**WRITTEN EXERCISE**: Every entry below should be repeated exactly; the pictures should not.

**RECORDS FOR THE EXERCISE**:
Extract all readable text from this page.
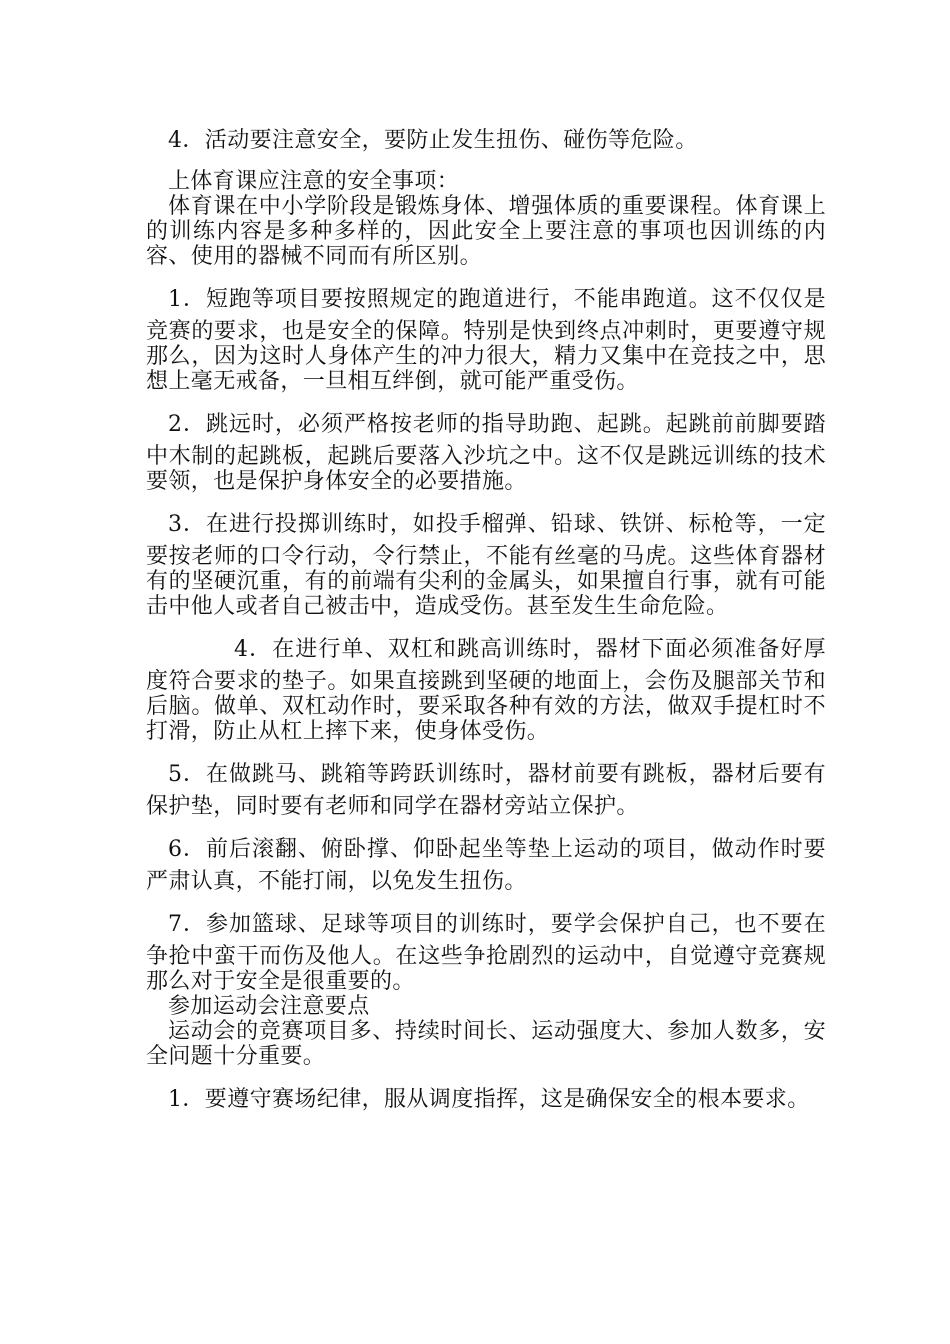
4．活动要注意安全，要防止发生扭伤、碰伤等危险。

上体育课应注意的安全事项：

体育课在中小学阶段是锻炼身体、增强体质的重要课程。体育课上的训练内容是多种多样的，因此安全上要注意的事项也因训练的内容、使用的器械不同而有所区别。

1．短跑等项目要按照规定的跑道进行，不能串跑道。这不仅仅是竞赛的要求，也是安全的保障。特别是快到终点冲刺时，更要遵守规那么，因为这时人身体产生的冲力很大，精力又集中在竞技之中，思想上毫无戒备，一旦相互绊倒，就可能严重受伤。

2．跳远时，必须严格按老师的指导助跑、起跳。起跳前前脚要踏中木制的起跳板，起跳后要落入沙坑之中。这不仅是跳远训练的技术要领，也是保护身体安全的必要措施。

3．在进行投掷训练时，如投手榴弹、铅球、铁饼、标枪等，一定要按老师的口令行动，令行禁止，不能有丝毫的马虎。这些体育器材有的坚硬沉重，有的前端有尖利的金属头，如果擅自行事，就有可能击中他人或者自己被击中，造成受伤。甚至发生生命危险。

4．在进行单、双杠和跳高训练时，器材下面必须准备好厚度符合要求的垫子。如果直接跳到坚硬的地面上，会伤及腿部关节和后脑。做单、双杠动作时，要采取各种有效的方法，做双手提杠时不打滑，防止从杠上摔下来，使身体受伤。

5．在做跳马、跳箱等跨跃训练时，器材前要有跳板，器材后要有保护垫，同时要有老师和同学在器材旁站立保护。

6．前后滚翻、俯卧撑、仰卧起坐等垫上运动的项目，做动作时要严肃认真，不能打闹，以免发生扭伤。

7．参加篮球、足球等项目的训练时，要学会保护自己，也不要在争抢中蛮干而伤及他人。在这些争抢剧烈的运动中，自觉遵守竞赛规那么对于安全是很重要的。

参加运动会注意要点

运动会的竞赛项目多、持续时间长、运动强度大、参加人数多，安全问题十分重要。

1．要遵守赛场纪律，服从调度指挥，这是确保安全的根本要求。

**FULL RESPONSE**:
Extract all readable text from this page.
4．活动要注意安全，要防止发生扭伤、碰伤等危险。

上体育课应注意的安全事项：

体育课在中小学阶段是锻炼身体、增强体质的重要课程。体育课上的训练内容是多种多样的，因此安全上要注意的事项也因训练的内容、使用的器械不同而有所区别。

1．短跑等项目要按照规定的跑道进行，不能串跑道。这不仅仅是竞赛的要求，也是安全的保障。特别是快到终点冲刺时，更要遵守规那么，因为这时人身体产生的冲力很大，精力又集中在竞技之中，思想上毫无戒备，一旦相互绊倒，就可能严重受伤。

2．跳远时，必须严格按老师的指导助跑、起跳。起跳前前脚要踏中木制的起跳板，起跳后要落入沙坑之中。这不仅是跳远训练的技术要领，也是保护身体安全的必要措施。

3．在进行投掷训练时，如投手榴弹、铅球、铁饼、标枪等，一定要按老师的口令行动，令行禁止，不能有丝毫的马虎。这些体育器材有的坚硬沉重，有的前端有尖利的金属头，如果擅自行事，就有可能击中他人或者自己被击中，造成受伤。甚至发生生命危险。

4．在进行单、双杠和跳高训练时，器材下面必须准备好厚度符合要求的垫子。如果直接跳到坚硬的地面上，会伤及腿部关节和后脑。做单、双杠动作时，要采取各种有效的方法，做双手提杠时不打滑，防止从杠上摔下来，使身体受伤。

5．在做跳马、跳箱等跨跃训练时，器材前要有跳板，器材后要有保护垫，同时要有老师和同学在器材旁站立保护。

6．前后滚翻、俯卧撑、仰卧起坐等垫上运动的项目，做动作时要严肃认真，不能打闹，以免发生扭伤。

7．参加篮球、足球等项目的训练时，要学会保护自己，也不要在争抢中蛮干而伤及他人。在这些争抢剧烈的运动中，自觉遵守竞赛规那么对于安全是很重要的。

参加运动会注意要点

运动会的竞赛项目多、持续时间长、运动强度大、参加人数多，安全问题十分重要。

1．要遵守赛场纪律，服从调度指挥，这是确保安全的根本要求。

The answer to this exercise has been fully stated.